Read the lines below. Copy out any that hold the string "marker".
** begin EXCERPTED RECORDS **
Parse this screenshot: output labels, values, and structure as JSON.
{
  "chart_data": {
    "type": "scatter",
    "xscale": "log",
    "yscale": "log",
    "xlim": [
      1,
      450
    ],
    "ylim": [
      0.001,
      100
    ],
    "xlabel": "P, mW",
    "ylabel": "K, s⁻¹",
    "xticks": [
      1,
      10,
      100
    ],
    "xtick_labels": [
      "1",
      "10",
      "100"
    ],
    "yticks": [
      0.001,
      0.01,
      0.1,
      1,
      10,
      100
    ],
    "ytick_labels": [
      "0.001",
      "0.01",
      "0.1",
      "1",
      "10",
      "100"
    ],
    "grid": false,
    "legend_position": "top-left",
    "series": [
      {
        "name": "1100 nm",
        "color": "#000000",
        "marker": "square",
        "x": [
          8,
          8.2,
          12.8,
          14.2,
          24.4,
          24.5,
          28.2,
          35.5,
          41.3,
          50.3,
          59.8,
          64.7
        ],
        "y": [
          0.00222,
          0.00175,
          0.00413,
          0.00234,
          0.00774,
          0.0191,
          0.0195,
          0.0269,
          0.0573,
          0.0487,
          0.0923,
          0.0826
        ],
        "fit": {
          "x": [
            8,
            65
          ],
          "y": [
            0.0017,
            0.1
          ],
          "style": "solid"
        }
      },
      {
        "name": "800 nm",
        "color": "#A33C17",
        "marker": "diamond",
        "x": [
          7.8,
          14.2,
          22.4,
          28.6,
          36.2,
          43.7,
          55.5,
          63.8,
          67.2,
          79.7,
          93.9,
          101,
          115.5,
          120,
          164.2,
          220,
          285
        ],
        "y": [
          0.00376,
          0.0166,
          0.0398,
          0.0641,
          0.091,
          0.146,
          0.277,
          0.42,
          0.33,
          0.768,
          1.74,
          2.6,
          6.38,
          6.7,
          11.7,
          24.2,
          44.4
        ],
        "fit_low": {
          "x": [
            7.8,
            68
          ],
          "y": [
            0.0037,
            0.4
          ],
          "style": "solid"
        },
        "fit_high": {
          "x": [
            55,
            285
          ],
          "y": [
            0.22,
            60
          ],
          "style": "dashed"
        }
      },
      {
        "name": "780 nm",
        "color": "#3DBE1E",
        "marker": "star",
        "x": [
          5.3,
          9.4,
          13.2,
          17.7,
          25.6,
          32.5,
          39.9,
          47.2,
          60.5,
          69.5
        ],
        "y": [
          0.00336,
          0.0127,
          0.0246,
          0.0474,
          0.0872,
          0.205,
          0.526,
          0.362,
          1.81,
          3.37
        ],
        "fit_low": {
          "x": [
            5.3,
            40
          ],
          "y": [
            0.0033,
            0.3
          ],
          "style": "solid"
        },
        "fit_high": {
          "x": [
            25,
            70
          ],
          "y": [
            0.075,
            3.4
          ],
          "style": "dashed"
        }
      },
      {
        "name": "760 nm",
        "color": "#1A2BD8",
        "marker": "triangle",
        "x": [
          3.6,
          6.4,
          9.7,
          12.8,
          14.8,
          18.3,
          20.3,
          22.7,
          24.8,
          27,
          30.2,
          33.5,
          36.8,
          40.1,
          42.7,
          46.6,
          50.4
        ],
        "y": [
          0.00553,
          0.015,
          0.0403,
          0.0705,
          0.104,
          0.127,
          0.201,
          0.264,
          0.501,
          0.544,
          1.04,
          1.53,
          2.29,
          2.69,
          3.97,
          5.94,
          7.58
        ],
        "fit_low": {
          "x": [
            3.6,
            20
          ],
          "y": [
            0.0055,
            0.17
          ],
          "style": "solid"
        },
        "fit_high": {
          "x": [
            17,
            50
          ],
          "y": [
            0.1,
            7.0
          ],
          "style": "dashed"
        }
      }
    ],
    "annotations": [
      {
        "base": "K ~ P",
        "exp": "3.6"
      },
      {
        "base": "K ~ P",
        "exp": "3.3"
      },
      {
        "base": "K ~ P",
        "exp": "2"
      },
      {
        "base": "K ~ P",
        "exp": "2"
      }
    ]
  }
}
** end EXCERPTED RECORDS **
* [SOLVED PROBLEM]
        "marker": "square",
        "marker": "diamond",
        "marker": "star",
        "marker": "triangle",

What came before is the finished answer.